__Problem requirements__: Collect each line holding the string "number".

(Rows from a dataset)
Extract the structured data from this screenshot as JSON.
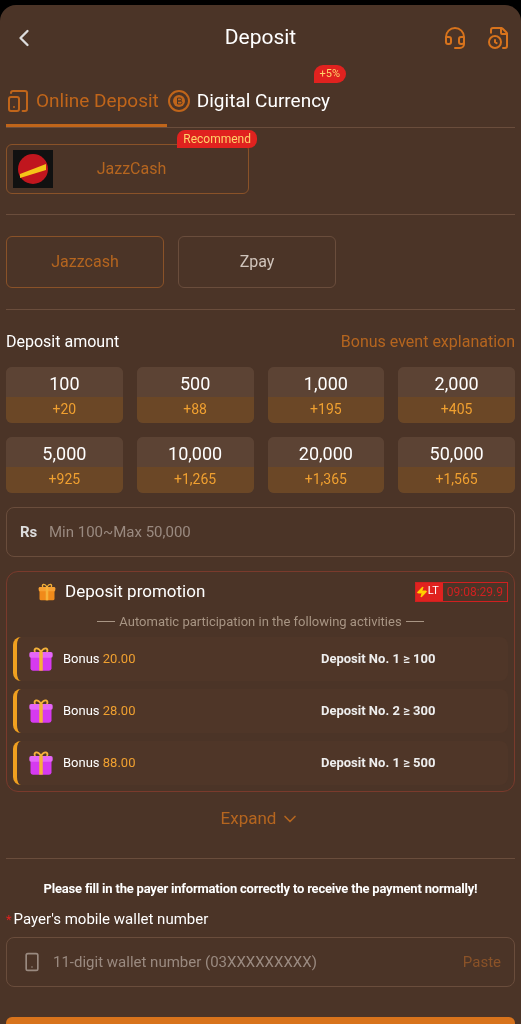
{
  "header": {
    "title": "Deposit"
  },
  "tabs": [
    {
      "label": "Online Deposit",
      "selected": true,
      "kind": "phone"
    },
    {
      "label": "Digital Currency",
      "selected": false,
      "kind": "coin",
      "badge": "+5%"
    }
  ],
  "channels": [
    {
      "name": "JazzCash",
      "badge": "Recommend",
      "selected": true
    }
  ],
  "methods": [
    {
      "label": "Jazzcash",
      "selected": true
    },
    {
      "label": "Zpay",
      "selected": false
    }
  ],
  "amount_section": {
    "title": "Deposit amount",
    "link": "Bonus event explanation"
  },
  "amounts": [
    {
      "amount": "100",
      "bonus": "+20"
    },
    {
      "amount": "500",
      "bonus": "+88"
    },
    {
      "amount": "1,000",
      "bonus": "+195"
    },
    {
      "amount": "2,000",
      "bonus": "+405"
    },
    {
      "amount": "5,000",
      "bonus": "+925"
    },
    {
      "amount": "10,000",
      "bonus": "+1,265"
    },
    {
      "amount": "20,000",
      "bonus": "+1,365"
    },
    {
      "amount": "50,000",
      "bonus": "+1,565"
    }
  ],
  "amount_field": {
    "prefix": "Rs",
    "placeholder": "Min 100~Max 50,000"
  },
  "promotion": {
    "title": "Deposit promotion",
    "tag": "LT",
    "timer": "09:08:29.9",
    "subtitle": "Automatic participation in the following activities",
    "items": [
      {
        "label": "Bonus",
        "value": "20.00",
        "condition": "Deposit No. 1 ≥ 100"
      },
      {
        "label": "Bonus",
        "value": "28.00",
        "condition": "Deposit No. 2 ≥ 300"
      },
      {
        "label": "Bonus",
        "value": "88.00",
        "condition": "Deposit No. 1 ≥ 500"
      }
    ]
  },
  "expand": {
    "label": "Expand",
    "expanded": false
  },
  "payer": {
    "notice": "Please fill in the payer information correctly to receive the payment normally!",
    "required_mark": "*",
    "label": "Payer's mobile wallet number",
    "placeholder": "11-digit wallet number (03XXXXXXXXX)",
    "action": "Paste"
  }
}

__Solved exercise__:
    "label": "Payer's mobile wallet number",
    "placeholder": "11-digit wallet number (03XXXXXXXXX)",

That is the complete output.